## Extracted records:
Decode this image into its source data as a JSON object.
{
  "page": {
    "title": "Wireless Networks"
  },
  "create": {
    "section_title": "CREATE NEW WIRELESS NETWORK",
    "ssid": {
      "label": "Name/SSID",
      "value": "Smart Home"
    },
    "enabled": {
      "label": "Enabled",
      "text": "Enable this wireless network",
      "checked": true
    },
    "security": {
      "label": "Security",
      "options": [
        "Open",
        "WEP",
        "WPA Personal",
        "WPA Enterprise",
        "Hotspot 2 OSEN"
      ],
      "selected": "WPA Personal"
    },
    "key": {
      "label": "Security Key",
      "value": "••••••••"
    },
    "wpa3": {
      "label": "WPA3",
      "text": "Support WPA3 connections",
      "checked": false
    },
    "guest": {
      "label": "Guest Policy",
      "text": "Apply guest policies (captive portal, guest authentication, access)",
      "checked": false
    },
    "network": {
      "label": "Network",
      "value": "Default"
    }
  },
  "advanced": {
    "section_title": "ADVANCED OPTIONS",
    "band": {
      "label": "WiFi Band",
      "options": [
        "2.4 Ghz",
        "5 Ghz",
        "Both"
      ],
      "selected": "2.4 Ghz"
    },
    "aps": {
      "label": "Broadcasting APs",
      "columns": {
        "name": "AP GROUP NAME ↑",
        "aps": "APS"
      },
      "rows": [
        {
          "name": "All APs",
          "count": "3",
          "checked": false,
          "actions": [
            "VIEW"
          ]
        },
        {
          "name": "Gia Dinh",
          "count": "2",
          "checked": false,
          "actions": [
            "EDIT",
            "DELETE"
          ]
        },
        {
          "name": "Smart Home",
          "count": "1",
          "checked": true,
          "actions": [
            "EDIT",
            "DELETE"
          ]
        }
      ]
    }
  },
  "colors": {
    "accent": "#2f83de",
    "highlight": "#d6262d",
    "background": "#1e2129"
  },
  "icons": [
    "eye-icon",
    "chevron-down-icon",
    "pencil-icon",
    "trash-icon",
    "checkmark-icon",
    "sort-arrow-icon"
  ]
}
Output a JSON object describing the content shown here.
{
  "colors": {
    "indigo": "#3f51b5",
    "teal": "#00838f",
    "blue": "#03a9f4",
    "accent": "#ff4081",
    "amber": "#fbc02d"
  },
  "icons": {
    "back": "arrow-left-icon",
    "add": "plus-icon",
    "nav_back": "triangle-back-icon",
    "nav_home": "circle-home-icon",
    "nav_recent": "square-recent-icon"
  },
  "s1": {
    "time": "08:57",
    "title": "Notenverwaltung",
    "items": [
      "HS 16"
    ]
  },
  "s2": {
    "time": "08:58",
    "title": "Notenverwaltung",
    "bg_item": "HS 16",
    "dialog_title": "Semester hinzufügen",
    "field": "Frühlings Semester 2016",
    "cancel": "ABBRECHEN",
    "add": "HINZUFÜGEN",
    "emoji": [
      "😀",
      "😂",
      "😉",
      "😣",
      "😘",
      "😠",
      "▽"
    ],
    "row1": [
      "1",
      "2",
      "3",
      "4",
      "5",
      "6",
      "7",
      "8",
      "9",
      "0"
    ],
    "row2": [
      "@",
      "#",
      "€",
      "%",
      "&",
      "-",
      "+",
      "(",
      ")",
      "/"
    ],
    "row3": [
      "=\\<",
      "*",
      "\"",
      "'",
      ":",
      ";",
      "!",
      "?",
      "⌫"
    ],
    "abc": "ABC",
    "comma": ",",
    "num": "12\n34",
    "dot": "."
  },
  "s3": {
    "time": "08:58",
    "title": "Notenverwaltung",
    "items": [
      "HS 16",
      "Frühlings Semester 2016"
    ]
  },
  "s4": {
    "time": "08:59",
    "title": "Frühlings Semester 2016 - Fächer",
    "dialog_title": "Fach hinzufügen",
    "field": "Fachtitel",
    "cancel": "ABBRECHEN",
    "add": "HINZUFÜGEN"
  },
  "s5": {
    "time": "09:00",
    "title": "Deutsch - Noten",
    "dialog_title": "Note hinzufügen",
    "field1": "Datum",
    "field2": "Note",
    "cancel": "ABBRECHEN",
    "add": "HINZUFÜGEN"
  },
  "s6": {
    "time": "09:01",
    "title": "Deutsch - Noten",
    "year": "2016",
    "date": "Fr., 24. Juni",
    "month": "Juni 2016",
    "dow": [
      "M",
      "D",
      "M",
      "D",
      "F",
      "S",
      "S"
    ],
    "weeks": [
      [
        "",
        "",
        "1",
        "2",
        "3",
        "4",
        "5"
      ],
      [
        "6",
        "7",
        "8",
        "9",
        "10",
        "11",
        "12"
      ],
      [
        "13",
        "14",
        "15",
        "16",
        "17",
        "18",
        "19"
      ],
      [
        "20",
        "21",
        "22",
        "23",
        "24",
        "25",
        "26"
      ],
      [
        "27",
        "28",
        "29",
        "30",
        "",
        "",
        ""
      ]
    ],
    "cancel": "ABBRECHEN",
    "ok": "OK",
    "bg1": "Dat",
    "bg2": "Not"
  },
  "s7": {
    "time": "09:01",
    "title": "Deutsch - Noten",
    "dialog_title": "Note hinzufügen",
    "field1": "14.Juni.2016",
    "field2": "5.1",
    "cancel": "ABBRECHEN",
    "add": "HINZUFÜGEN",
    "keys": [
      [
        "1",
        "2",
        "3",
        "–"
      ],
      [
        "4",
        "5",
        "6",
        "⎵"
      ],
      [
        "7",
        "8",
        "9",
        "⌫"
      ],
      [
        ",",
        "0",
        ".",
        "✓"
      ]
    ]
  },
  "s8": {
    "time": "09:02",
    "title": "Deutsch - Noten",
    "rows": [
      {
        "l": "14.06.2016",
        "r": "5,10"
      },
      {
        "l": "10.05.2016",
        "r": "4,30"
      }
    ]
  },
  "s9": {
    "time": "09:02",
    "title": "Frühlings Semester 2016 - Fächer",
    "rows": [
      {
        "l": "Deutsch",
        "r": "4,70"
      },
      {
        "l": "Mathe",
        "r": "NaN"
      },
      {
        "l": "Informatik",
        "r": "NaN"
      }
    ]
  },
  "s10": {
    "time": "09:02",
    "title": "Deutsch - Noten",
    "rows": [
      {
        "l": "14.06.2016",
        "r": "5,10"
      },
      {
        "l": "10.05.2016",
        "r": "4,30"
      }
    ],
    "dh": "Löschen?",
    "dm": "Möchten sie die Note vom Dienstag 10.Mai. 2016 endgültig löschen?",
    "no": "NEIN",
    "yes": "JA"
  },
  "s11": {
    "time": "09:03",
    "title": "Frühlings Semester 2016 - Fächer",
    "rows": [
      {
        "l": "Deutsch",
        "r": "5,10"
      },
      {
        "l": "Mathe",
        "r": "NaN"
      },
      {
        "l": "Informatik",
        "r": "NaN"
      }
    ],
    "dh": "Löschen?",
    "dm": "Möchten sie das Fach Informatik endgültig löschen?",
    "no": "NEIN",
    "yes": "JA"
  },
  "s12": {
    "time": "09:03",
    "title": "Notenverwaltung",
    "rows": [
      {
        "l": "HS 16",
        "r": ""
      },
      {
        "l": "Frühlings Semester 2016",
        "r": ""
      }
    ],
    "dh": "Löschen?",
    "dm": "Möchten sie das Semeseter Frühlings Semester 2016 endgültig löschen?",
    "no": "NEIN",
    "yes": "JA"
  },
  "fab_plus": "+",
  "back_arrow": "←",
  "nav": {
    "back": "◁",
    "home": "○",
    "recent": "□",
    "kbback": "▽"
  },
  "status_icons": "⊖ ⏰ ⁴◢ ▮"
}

## Your goal:
Select every line above that contains the word "selected", and copy it.

## Solution for this problem:
      "selected": "WPA Personal"
      "selected": "2.4 Ghz"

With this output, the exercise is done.